## TASK DIRECTIONS
Transcribe the listing exactly, leaving out every picture.

## PROVIDED DATA
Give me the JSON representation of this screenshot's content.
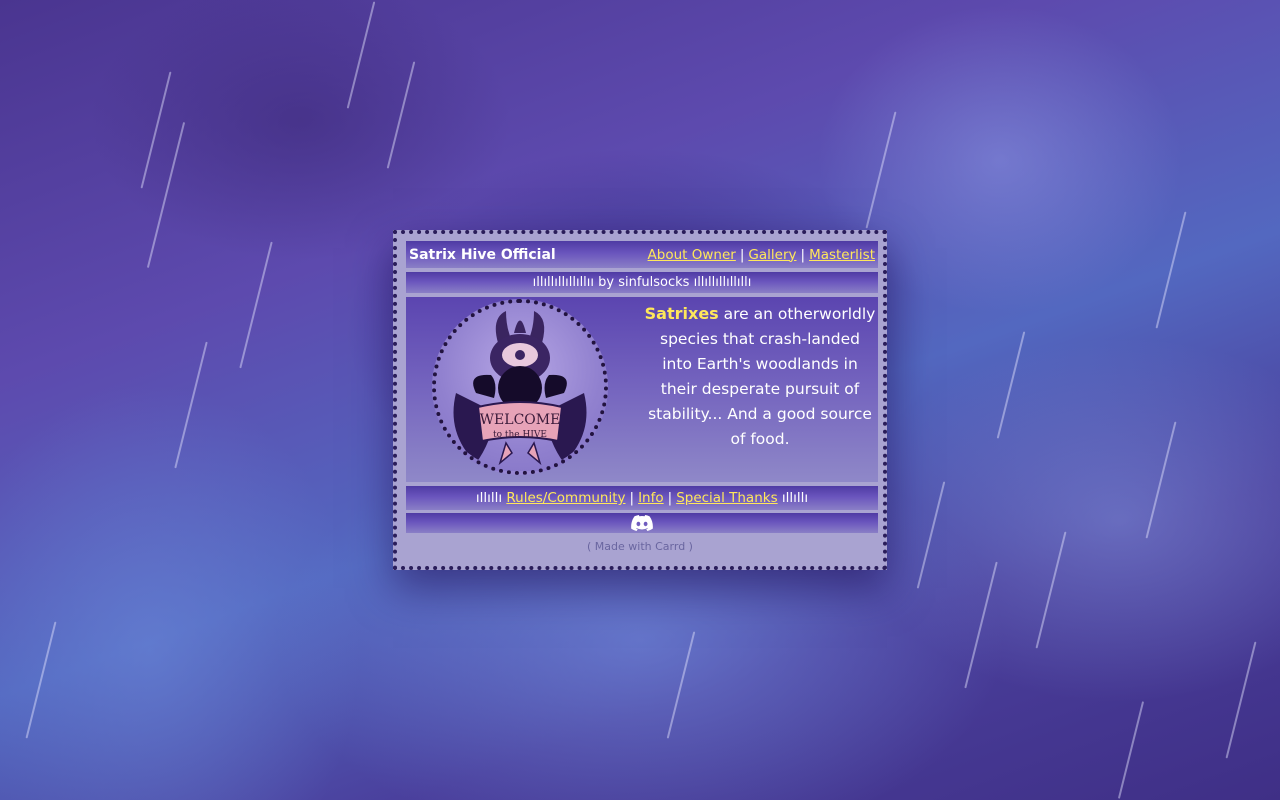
{
  "site": {
    "title": "Satrix Hive Official",
    "nav": [
      {
        "label": "About Owner"
      },
      {
        "label": "Gallery"
      },
      {
        "label": "Masterlist"
      }
    ],
    "separator": "|",
    "byline": "ıllıllıllıllıllıı by sinfulsocks ıllıllıllıllıllı"
  },
  "intro": {
    "highlight": "Satrixes",
    "text": " are an otherworldly species that crash-landed into Earth's woodlands in their desperate pursuit of stability... And a good source of food."
  },
  "badge": {
    "line1": "WELCOME",
    "line2": "to the HIVE"
  },
  "links": {
    "deco_left": "ıllıllı",
    "deco_right": "ıllıllı",
    "items": [
      {
        "label": "Rules/Community"
      },
      {
        "label": "Info"
      },
      {
        "label": "Special Thanks"
      }
    ]
  },
  "social": {
    "icon": "discord-icon"
  },
  "footer": {
    "label": "( Made with Carrd )"
  },
  "colors": {
    "accent": "#ffe85a",
    "band": "#5b45b0",
    "card": "#a9a3d1",
    "border": "#2a1d5a"
  }
}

## SOLUTION
Give me the JSON representation of this screenshot's content.
{
  "site": {
    "title": "Satrix Hive Official",
    "nav": [
      {
        "label": "About Owner"
      },
      {
        "label": "Gallery"
      },
      {
        "label": "Masterlist"
      }
    ],
    "separator": "|",
    "byline": "ıllıllıllıllıllıı by sinfulsocks ıllıllıllıllıllı"
  },
  "intro": {
    "highlight": "Satrixes",
    "text": " are an otherworldly species that crash-landed into Earth's woodlands in their desperate pursuit of stability... And a good source of food."
  },
  "badge": {
    "line1": "WELCOME",
    "line2": "to the HIVE"
  },
  "links": {
    "deco_left": "ıllıllı",
    "deco_right": "ıllıllı",
    "items": [
      {
        "label": "Rules/Community"
      },
      {
        "label": "Info"
      },
      {
        "label": "Special Thanks"
      }
    ]
  },
  "social": {
    "icon": "discord-icon"
  },
  "footer": {
    "label": "( Made with Carrd )"
  },
  "colors": {
    "accent": "#ffe85a",
    "band": "#5b45b0",
    "card": "#a9a3d1",
    "border": "#2a1d5a"
  }
}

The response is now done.